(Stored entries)
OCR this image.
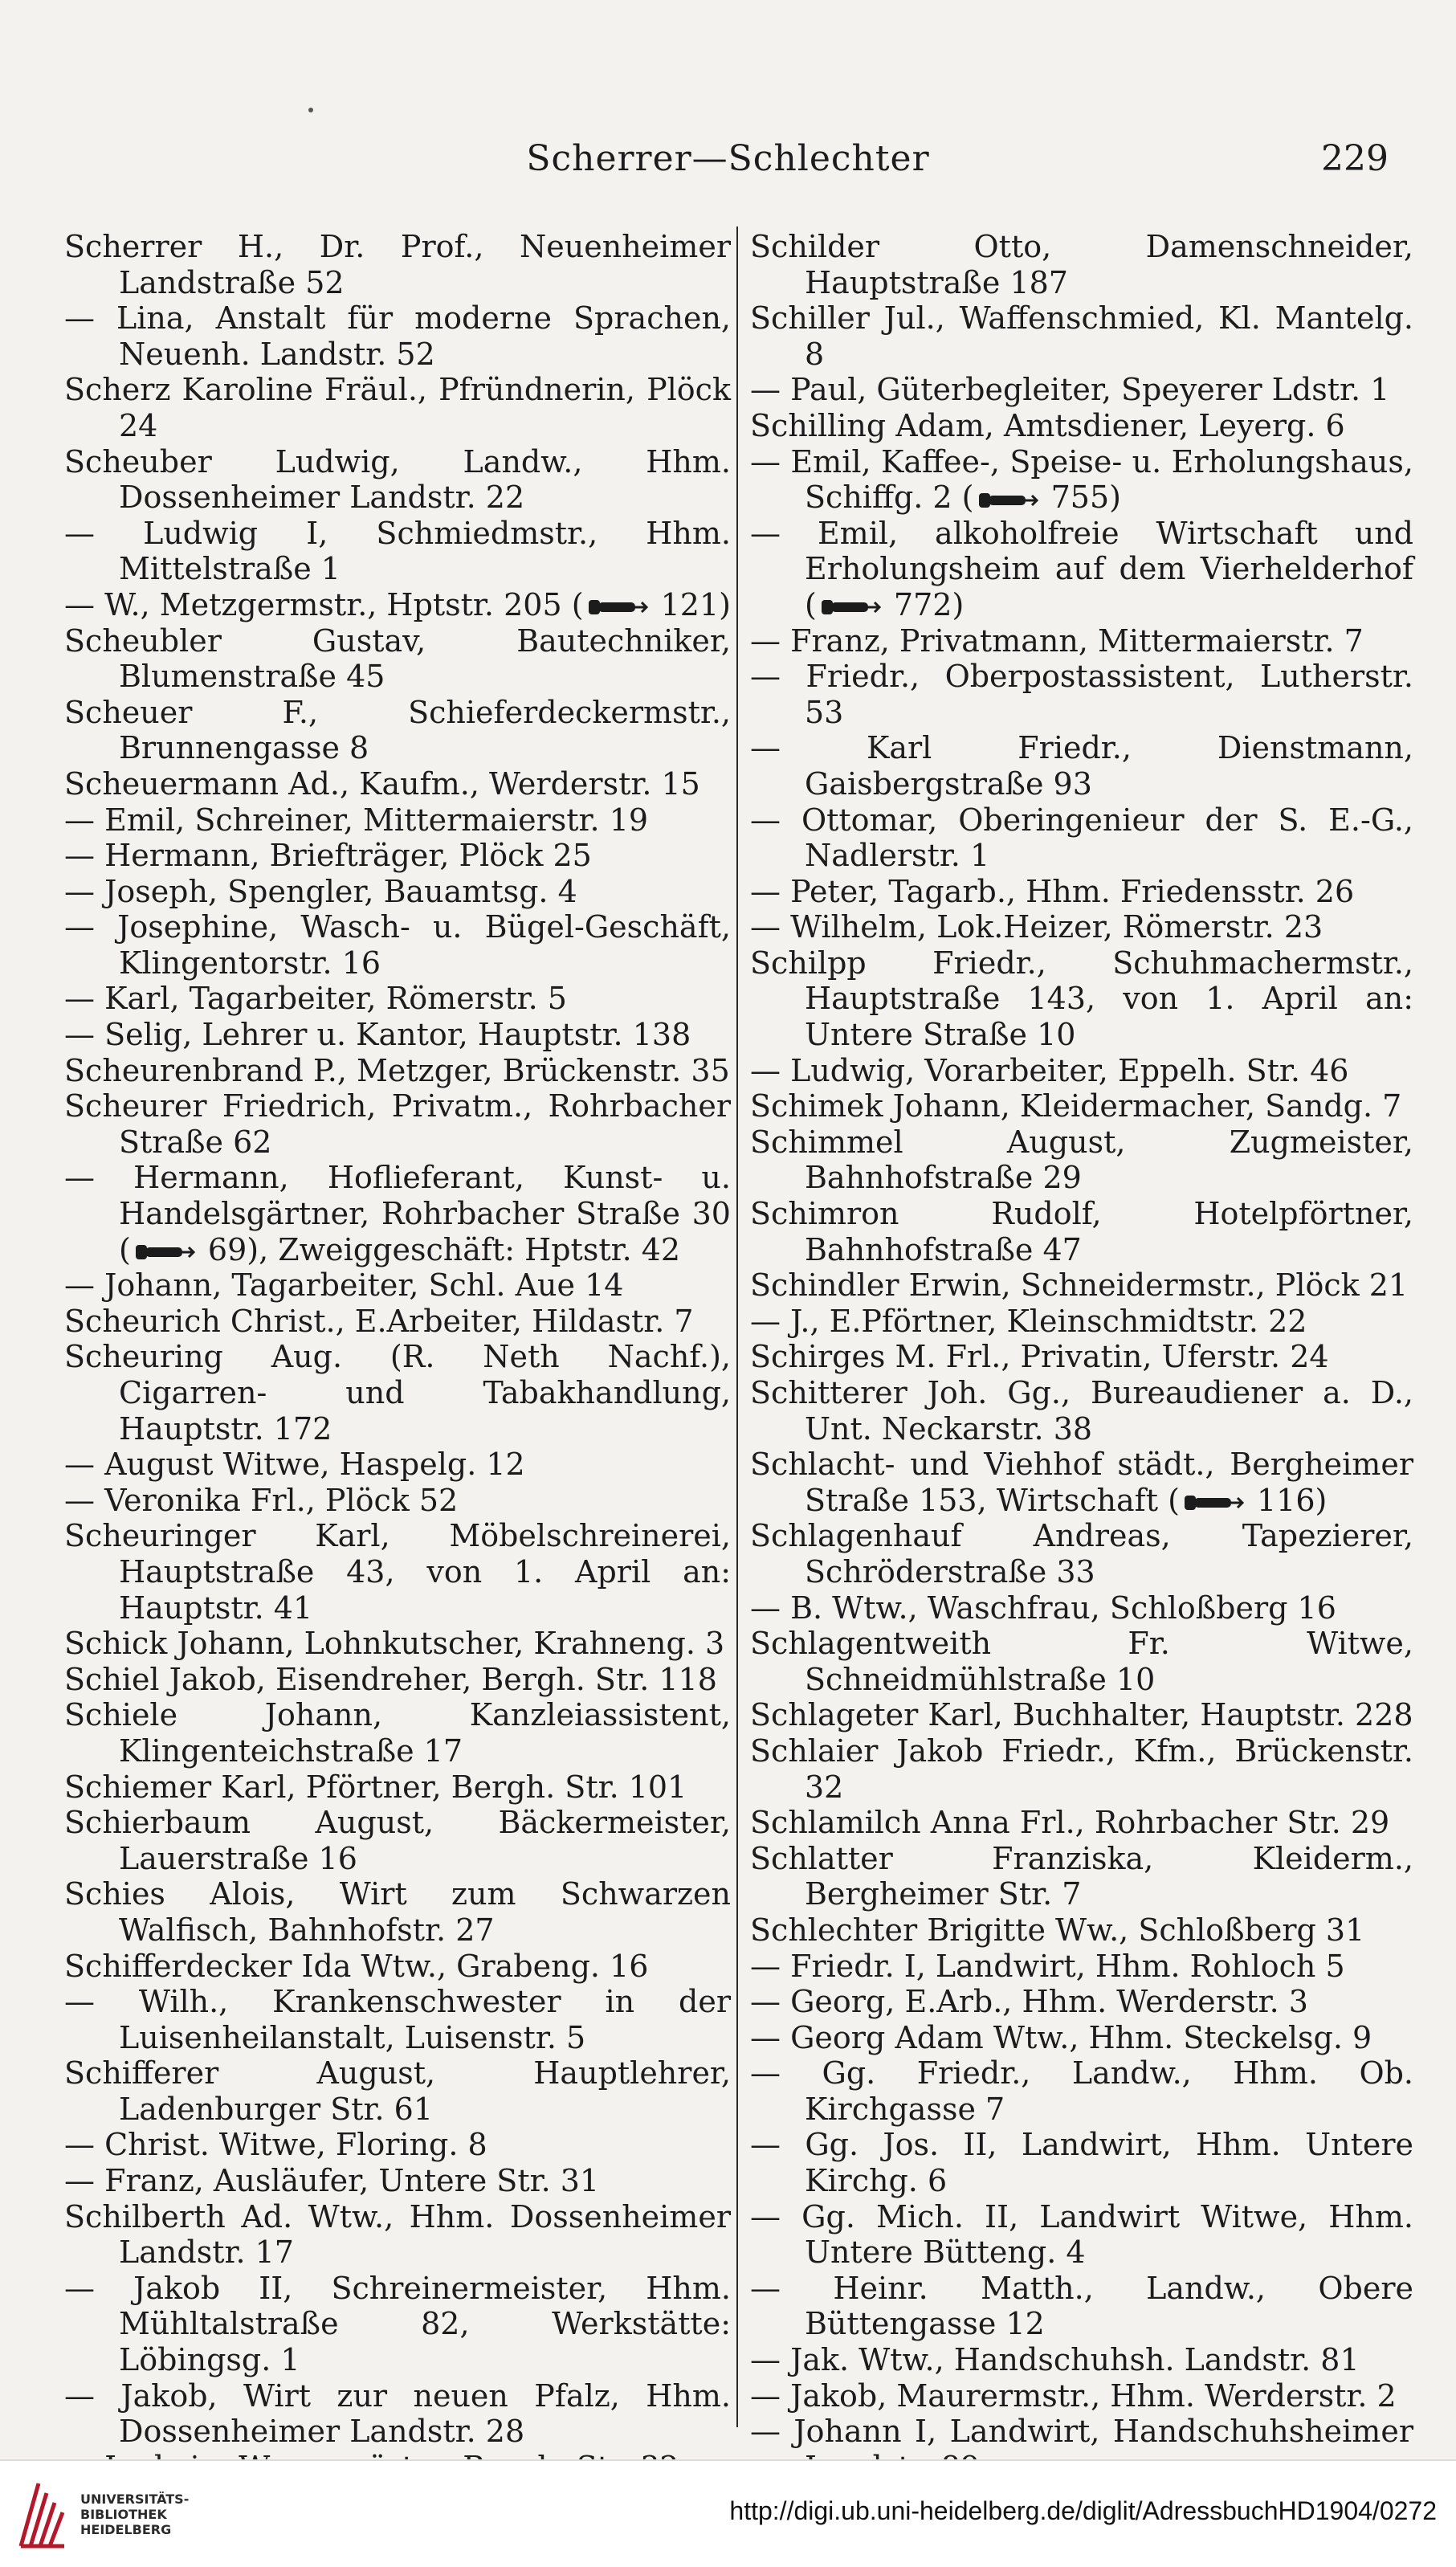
Scherrer—Schlechter	229
Scherrer H., Dr. Prof., Neuenheimer Landstraße 52
— Lina, Anstalt für moderne Sprachen, Neuenh. Landstr. 52
Scherz Karoline Fräul., Pfründnerin, Plöck 24
Scheuber Ludwig, Landw., Hhm. Dossenheimer Landstr. 22
— Ludwig I, Schmiedmstr., Hhm. Mittelstraße 1
— W., Metzgermstr., Hptstr. 205 (
121)
Scheubler Gustav, Bautechniker, Blumenstraße 45
Scheuer F., Schieferdeckermstr., Brunnengasse 8
Scheuermann Ad., Kaufm., Werderstr. 15
— Emil, Schreiner, Mittermaierstr. 19
— Hermann, Briefträger, Plöck 25
— Joseph, Spengler, Bauamtsg. 4
— Josephine, Wasch- u. Bügel-Geschäft, Klingentorstr. 16
— Karl, Tagarbeiter, Römerstr. 5
— Selig, Lehrer u. Kantor, Hauptstr. 138
Scheurenbrand P., Metzger, Brückenstr. 35
Scheurer Friedrich, Privatm., Rohrbacher Straße 62
— Hermann, Hoflieferant, Kunst- u. Handelsgärtner, Rohrbacher Straße 30 (
69), Zweiggeschäft: Hptstr. 42
— Johann, Tagarbeiter, Schl. Aue 14
Scheurich Christ., E.Arbeiter, Hildastr. 7
Scheuring Aug. (R. Neth Nachf.), Cigarren- und Tabakhandlung, Hauptstr. 172
— August Witwe, Haspelg. 12
— Veronika Frl., Plöck 52
Scheuringer Karl, Möbelschreinerei, Hauptstraße 43, von 1. April an: Hauptstr. 41
Schick Johann, Lohnkutscher, Krahneng. 3
Schiel Jakob, Eisendreher, Bergh. Str. 118
Schiele Johann, Kanzleiassistent, Klingenteichstraße 17
Schiemer Karl, Pförtner, Bergh. Str. 101
Schierbaum August, Bäckermeister, Lauerstraße 16
Schies Alois, Wirt zum Schwarzen Walfisch, Bahnhofstr. 27
Schifferdecker Ida Wtw., Grabeng. 16
— Wilh., Krankenschwester in der Luisenheilanstalt, Luisenstr. 5
Schifferer August, Hauptlehrer, Ladenburger Str. 61
— Christ. Witwe, Floring. 8
— Franz, Ausläufer, Untere Str. 31
Schilberth Ad. Wtw., Hhm. Dossenheimer Landstr. 17
— Jakob II, Schreinermeister, Hhm. Mühltalstraße 82, Werkstätte: Löbingsg. 1
— Jakob, Wirt zur neuen Pfalz, Hhm. Dossenheimer Landstr. 28
Schilder Otto, Damenschneider, Hauptstraße 187
Schiller Jul., Waffenschmied, Kl. Mantelg. 8
— Paul, Güterbegleiter, Speyerer Ldstr. 1
Schilling Adam, Amtsdiener, Leyerg. 6
— Emil, Kaffee-, Speise- u. Erholungshaus, Schiffg. 2 (
755)
— Emil, alkoholfreie Wirtschaft und Erholungsheim auf dem Vierhelderhof (
772)
— Franz, Privatmann, Mittermaierstr. 7
— Friedr., Oberpostassistent, Lutherstr. 53
— Karl Friedr., Dienstmann, Gaisbergstraße 93
— Ottomar, Oberingenieur der S. E.-G., Nadlerstr. 1
— Peter, Tagarb., Hhm. Friedensstr. 26
— Wilhelm, Lok.Heizer, Römerstr. 23
Schilpp Friedr., Schuhmachermstr., Hauptstraße 143, von 1. April an: Untere Straße 10
— Ludwig, Vorarbeiter, Eppelh. Str. 46
Schimek Johann, Kleidermacher, Sandg. 7
Schimmel August, Zugmeister, Bahnhofstraße 29
Schimron Rudolf, Hotelpförtner, Bahnhofstraße 47
Schindler Erwin, Schneidermstr., Plöck 21
— J., E.Pförtner, Kleinschmidtstr. 22
Schirges M. Frl., Privatin, Uferstr. 24
Schitterer Joh. Gg., Bureaudiener a. D., Unt. Neckarstr. 38
Schlacht- und Viehhof städt., Bergheimer Straße 153, Wirtschaft (
116)
Schlagenhauf Andreas, Tapezierer, Schröderstraße 33
— B. Wtw., Waschfrau, Schloßberg 16
Schlagentweith Fr. Witwe, Schneidmühlstraße 10
Schlageter Karl, Buchhalter, Hauptstr. 228
Schlaier Jakob Friedr., Kfm., Brückenstr. 32
Schlamilch Anna Frl., Rohrbacher Str. 29
Schlatter Franziska, Kleiderm., Bergheimer Str. 7
Schlechter Brigitte Ww., Schloßberg 31
— Friedr. I, Landwirt, Hhm. Rohloch 5
— Georg, E.Arb., Hhm. Werderstr. 3
— Georg Adam Wtw., Hhm. Steckelsg. 9
— Gg. Friedr., Landw., Hhm. Ob. Kirchgasse 7
— Gg. Jos. II, Landwirt, Hhm. Untere Kirchg. 6
— Gg. Mich. II, Landwirt Witwe, Hhm. Untere Bütteng. 4
— Heinr. Matth., Landw., Obere Büttengasse 12
— Jak. Wtw., Handschuhsh. Landstr. 81
— Jakob, Maurermstr., Hhm. Werderstr. 2
— Johann I, Landwirt, Handschuhsheimer
UNIVERSITÄTS-
BIBLIOTHEK
HEIDELBERG
http://digi.ub.uni-heidelberg.de/diglit/AdressbuchHD1904/0272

▶ **Stated goal**
Images do not belong in the copy; reproduce all other parts of the records above verbatim.

▶ **Result for this exercise**
OCR this image.
Scherrer—Schlechter	229
Scherrer H., Dr. Prof., Neuenheimer Landstraße 52
— Lina, Anstalt für moderne Sprachen, Neuenh. Landstr. 52
Scherz Karoline Fräul., Pfründnerin, Plöck 24
Scheuber Ludwig, Landw., Hhm. Dossenheimer Landstr. 22
— Ludwig I, Schmiedmstr., Hhm. Mittelstraße 1
— W., Metzgermstr., Hptstr. 205 (
121)
Scheubler Gustav, Bautechniker, Blumenstraße 45
Scheuer F., Schieferdeckermstr., Brunnengasse 8
Scheuermann Ad., Kaufm., Werderstr. 15
— Emil, Schreiner, Mittermaierstr. 19
— Hermann, Briefträger, Plöck 25
— Joseph, Spengler, Bauamtsg. 4
— Josephine, Wasch- u. Bügel-Geschäft, Klingentorstr. 16
— Karl, Tagarbeiter, Römerstr. 5
— Selig, Lehrer u. Kantor, Hauptstr. 138
Scheurenbrand P., Metzger, Brückenstr. 35
Scheurer Friedrich, Privatm., Rohrbacher Straße 62
— Hermann, Hoflieferant, Kunst- u. Handelsgärtner, Rohrbacher Straße 30 (
69), Zweiggeschäft: Hptstr. 42
— Johann, Tagarbeiter, Schl. Aue 14
Scheurich Christ., E.Arbeiter, Hildastr. 7
Scheuring Aug. (R. Neth Nachf.), Cigarren- und Tabakhandlung, Hauptstr. 172
— August Witwe, Haspelg. 12
— Veronika Frl., Plöck 52
Scheuringer Karl, Möbelschreinerei, Hauptstraße 43, von 1. April an: Hauptstr. 41
Schick Johann, Lohnkutscher, Krahneng. 3
Schiel Jakob, Eisendreher, Bergh. Str. 118
Schiele Johann, Kanzleiassistent, Klingenteichstraße 17
Schiemer Karl, Pförtner, Bergh. Str. 101
Schierbaum August, Bäckermeister, Lauerstraße 16
Schies Alois, Wirt zum Schwarzen Walfisch, Bahnhofstr. 27
Schifferdecker Ida Wtw., Grabeng. 16
— Wilh., Krankenschwester in der Luisenheilanstalt, Luisenstr. 5
Schifferer August, Hauptlehrer, Ladenburger Str. 61
— Christ. Witwe, Floring. 8
— Franz, Ausläufer, Untere Str. 31
Schilberth Ad. Wtw., Hhm. Dossenheimer Landstr. 17
— Jakob II, Schreinermeister, Hhm. Mühltalstraße 82, Werkstätte: Löbingsg. 1
— Jakob, Wirt zur neuen Pfalz, Hhm. Dossenheimer Landstr. 28
Schilder Otto, Damenschneider, Hauptstraße 187
Schiller Jul., Waffenschmied, Kl. Mantelg. 8
— Paul, Güterbegleiter, Speyerer Ldstr. 1
Schilling Adam, Amtsdiener, Leyerg. 6
— Emil, Kaffee-, Speise- u. Erholungshaus, Schiffg. 2 (
755)
— Emil, alkoholfreie Wirtschaft und Erholungsheim auf dem Vierhelderhof (
772)
— Franz, Privatmann, Mittermaierstr. 7
— Friedr., Oberpostassistent, Lutherstr. 53
— Karl Friedr., Dienstmann, Gaisbergstraße 93
— Ottomar, Oberingenieur der S. E.-G., Nadlerstr. 1
— Peter, Tagarb., Hhm. Friedensstr. 26
— Wilhelm, Lok.Heizer, Römerstr. 23
Schilpp Friedr., Schuhmachermstr., Hauptstraße 143, von 1. April an: Untere Straße 10
— Ludwig, Vorarbeiter, Eppelh. Str. 46
Schimek Johann, Kleidermacher, Sandg. 7
Schimmel August, Zugmeister, Bahnhofstraße 29
Schimron Rudolf, Hotelpförtner, Bahnhofstraße 47
Schindler Erwin, Schneidermstr., Plöck 21
— J., E.Pförtner, Kleinschmidtstr. 22
Schirges M. Frl., Privatin, Uferstr. 24
Schitterer Joh. Gg., Bureaudiener a. D., Unt. Neckarstr. 38
Schlacht- und Viehhof städt., Bergheimer Straße 153, Wirtschaft (
116)
Schlagenhauf Andreas, Tapezierer, Schröderstraße 33
— B. Wtw., Waschfrau, Schloßberg 16
Schlagentweith Fr. Witwe, Schneidmühlstraße 10
Schlageter Karl, Buchhalter, Hauptstr. 228
Schlaier Jakob Friedr., Kfm., Brückenstr. 32
Schlamilch Anna Frl., Rohrbacher Str. 29
Schlatter Franziska, Kleiderm., Bergheimer Str. 7
Schlechter Brigitte Ww., Schloßberg 31
— Friedr. I, Landwirt, Hhm. Rohloch 5
— Georg, E.Arb., Hhm. Werderstr. 3
— Georg Adam Wtw., Hhm. Steckelsg. 9
— Gg. Friedr., Landw., Hhm. Ob. Kirchgasse 7
— Gg. Jos. II, Landwirt, Hhm. Untere Kirchg. 6
— Gg. Mich. II, Landwirt Witwe, Hhm. Untere Bütteng. 4
— Heinr. Matth., Landw., Obere Büttengasse 12
— Jak. Wtw., Handschuhsh. Landstr. 81
— Jakob, Maurermstr., Hhm. Werderstr. 2
— Johann I, Landwirt, Handschuhsheimer
UNIVERSITÄTS-
BIBLIOTHEK
HEIDELBERG
http://digi.ub.uni-heidelberg.de/diglit/AdressbuchHD1904/0272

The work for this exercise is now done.